** Begin **

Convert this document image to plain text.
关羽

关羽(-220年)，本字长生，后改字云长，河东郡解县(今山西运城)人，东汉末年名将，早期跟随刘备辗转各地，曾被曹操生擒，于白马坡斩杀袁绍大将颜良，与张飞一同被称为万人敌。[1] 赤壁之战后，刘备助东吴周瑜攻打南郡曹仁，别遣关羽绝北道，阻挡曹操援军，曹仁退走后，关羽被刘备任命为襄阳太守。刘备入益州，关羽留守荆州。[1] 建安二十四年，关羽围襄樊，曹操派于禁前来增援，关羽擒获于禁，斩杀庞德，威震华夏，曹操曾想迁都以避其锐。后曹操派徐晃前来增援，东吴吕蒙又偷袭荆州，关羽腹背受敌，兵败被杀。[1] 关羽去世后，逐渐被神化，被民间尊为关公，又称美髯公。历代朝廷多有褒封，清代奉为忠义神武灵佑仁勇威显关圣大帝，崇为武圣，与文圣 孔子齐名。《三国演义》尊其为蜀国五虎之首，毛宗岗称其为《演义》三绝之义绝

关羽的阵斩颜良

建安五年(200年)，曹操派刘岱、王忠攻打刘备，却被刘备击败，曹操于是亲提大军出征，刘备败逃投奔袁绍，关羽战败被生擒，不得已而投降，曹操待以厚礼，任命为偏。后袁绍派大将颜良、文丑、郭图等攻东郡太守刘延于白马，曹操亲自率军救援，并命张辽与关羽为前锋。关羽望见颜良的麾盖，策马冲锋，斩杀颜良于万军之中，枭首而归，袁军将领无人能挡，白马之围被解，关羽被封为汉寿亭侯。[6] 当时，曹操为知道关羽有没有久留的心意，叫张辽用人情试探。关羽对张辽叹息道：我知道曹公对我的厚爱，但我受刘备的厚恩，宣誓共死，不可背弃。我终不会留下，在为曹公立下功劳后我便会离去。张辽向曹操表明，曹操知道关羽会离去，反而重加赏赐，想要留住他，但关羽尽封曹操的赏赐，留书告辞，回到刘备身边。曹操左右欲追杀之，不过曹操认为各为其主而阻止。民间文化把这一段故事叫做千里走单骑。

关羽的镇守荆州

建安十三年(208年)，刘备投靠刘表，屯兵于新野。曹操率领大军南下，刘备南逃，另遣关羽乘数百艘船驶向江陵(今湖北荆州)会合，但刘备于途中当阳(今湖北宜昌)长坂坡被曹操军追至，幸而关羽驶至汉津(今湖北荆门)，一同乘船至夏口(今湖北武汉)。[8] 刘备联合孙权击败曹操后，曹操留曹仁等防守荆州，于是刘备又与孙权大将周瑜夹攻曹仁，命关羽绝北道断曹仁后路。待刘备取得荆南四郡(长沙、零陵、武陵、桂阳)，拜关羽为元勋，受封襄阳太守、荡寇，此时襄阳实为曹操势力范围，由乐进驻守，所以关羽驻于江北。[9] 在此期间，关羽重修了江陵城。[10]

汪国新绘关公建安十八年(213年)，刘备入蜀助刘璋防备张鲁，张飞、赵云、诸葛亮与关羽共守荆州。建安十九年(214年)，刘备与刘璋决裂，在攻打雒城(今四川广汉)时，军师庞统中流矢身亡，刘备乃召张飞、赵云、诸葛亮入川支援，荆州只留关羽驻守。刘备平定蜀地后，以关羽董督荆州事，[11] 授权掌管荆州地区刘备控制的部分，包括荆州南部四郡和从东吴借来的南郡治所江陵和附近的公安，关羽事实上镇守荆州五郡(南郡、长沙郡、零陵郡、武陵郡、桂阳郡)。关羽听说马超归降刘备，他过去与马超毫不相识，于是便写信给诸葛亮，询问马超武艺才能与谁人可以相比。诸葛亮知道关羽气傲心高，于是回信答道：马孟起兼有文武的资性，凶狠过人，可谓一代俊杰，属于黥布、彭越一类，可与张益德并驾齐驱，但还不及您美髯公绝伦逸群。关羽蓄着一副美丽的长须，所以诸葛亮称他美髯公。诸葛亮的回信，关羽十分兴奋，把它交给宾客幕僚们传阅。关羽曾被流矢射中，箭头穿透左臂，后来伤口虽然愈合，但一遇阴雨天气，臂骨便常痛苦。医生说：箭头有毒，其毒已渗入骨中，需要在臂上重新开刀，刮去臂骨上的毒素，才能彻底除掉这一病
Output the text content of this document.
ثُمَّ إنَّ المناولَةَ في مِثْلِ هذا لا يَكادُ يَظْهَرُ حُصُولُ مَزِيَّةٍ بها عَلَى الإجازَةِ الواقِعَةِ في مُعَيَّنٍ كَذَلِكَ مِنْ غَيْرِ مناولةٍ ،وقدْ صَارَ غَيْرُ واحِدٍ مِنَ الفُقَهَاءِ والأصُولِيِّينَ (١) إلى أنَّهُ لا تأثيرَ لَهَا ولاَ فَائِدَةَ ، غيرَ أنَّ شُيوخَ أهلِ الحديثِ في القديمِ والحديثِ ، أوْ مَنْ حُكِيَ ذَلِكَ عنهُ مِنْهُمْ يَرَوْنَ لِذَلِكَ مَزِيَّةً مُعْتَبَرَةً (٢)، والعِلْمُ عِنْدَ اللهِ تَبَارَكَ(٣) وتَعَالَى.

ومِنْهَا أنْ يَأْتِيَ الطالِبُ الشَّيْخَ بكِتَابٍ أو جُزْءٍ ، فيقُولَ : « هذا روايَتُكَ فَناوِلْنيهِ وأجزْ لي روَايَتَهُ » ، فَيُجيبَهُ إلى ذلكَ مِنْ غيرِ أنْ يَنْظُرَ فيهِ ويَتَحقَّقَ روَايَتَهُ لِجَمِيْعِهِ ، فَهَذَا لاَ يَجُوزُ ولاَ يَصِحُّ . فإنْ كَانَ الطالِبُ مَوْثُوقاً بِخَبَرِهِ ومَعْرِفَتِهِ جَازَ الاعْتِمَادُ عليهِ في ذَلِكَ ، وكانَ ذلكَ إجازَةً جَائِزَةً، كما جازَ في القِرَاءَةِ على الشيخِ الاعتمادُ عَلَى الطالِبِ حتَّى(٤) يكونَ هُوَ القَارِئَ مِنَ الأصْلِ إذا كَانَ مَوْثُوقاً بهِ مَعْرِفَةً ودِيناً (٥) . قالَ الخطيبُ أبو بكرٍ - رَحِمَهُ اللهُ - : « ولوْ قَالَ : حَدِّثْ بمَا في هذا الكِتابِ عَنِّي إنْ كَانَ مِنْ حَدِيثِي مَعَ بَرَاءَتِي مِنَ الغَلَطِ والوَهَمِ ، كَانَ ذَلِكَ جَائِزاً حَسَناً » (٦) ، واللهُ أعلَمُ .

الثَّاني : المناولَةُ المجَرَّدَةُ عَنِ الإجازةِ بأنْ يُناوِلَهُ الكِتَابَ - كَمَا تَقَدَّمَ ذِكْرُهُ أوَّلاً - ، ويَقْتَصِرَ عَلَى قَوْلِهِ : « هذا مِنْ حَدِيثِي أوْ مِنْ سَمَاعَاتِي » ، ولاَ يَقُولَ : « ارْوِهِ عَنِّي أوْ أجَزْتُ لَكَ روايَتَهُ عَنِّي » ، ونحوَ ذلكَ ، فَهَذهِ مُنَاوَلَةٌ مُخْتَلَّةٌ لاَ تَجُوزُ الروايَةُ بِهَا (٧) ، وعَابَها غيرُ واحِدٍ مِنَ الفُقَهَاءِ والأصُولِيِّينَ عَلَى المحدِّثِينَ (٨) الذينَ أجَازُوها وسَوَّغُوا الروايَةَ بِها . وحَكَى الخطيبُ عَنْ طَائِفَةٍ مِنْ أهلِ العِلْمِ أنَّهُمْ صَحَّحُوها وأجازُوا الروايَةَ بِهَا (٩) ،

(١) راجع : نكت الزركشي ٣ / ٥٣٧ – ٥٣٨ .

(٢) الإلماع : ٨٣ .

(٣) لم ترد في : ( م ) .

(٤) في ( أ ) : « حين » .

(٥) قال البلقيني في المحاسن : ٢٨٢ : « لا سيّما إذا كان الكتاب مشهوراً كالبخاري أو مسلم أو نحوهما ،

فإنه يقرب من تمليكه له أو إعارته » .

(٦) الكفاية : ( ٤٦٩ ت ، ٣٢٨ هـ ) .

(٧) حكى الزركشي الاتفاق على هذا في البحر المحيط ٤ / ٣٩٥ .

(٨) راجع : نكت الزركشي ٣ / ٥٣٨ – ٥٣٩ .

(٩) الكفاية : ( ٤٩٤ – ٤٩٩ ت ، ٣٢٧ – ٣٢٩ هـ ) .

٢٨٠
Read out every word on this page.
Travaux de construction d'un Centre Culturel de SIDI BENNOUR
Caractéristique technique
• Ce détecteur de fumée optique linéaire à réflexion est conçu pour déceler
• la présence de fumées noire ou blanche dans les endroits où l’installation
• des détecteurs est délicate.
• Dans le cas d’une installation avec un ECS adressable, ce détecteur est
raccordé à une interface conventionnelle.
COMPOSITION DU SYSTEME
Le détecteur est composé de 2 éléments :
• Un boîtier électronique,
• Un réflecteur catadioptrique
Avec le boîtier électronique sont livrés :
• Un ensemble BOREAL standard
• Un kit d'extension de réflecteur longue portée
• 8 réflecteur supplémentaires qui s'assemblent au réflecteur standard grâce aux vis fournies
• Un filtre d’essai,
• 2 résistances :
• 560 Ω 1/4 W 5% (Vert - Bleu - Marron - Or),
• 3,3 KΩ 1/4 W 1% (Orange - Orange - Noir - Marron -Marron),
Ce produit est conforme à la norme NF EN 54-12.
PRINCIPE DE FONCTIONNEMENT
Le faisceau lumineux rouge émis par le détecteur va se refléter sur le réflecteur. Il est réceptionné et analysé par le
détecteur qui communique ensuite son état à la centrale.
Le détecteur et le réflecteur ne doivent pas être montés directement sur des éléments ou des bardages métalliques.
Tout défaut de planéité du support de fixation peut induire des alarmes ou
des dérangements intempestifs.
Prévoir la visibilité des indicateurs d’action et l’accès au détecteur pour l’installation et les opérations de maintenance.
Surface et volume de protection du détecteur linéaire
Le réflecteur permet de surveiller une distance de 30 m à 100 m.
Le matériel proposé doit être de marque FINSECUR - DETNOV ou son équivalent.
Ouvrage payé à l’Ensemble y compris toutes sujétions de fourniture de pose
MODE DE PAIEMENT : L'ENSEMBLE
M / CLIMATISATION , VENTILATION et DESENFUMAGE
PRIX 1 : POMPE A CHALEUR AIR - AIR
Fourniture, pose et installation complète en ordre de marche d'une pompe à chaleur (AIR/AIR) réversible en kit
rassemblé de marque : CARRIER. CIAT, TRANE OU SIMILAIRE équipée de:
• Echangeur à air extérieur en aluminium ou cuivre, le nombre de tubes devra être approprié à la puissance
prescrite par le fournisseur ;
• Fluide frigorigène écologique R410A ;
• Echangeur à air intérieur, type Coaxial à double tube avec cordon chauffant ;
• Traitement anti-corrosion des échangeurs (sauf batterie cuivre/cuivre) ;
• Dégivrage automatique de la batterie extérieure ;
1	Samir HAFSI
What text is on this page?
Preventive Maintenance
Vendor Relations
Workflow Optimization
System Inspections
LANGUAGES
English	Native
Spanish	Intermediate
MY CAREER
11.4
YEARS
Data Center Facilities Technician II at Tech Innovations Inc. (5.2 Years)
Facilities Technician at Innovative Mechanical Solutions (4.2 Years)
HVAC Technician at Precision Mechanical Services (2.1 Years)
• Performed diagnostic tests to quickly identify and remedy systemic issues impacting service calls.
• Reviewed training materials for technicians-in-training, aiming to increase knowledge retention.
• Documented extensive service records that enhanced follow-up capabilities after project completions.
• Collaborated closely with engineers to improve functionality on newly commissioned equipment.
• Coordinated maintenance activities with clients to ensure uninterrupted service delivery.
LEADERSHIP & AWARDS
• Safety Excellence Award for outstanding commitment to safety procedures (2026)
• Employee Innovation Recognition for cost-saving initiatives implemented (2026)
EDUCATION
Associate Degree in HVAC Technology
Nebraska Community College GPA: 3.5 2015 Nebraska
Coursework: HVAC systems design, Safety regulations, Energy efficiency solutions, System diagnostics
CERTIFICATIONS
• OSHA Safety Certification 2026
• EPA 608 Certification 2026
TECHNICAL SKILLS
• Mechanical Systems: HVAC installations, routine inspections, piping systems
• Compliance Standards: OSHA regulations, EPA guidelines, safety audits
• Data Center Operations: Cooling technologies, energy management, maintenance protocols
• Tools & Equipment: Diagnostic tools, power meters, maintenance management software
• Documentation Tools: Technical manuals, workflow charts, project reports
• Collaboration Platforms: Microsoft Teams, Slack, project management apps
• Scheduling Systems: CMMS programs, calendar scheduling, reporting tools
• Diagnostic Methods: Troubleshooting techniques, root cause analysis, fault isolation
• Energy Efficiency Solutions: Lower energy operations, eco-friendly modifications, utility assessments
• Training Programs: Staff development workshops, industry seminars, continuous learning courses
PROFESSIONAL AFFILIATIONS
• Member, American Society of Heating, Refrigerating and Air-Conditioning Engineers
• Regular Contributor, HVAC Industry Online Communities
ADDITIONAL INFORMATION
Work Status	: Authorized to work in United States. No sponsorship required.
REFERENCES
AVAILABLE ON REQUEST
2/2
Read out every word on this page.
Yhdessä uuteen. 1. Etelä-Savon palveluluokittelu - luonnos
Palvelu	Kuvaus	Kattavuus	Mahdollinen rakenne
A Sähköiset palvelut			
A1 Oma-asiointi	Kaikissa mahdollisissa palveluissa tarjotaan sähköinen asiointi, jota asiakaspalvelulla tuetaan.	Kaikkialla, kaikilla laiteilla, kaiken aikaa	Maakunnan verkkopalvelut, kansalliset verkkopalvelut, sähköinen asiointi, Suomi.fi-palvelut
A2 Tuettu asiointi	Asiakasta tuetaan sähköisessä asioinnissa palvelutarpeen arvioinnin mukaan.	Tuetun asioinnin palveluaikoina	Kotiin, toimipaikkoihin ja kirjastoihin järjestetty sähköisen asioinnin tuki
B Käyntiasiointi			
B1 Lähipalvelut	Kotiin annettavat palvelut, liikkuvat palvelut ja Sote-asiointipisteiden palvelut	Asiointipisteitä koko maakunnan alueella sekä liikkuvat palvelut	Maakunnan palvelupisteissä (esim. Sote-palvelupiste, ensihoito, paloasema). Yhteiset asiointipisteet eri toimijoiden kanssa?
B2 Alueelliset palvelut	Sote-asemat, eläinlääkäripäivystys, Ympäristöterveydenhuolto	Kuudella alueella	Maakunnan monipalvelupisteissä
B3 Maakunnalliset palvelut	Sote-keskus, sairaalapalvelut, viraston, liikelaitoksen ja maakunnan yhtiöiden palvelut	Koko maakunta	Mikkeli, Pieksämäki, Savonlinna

** End **

- [Problem requirements] Copy out every line of the data that includes the word "Center".

- [Answer to this problem]
Data Center Facilities Technician II at Tech Innovations Inc. (5.2 Years)
• Data Center Operations: Cooling technologies, energy management, maintenance protocols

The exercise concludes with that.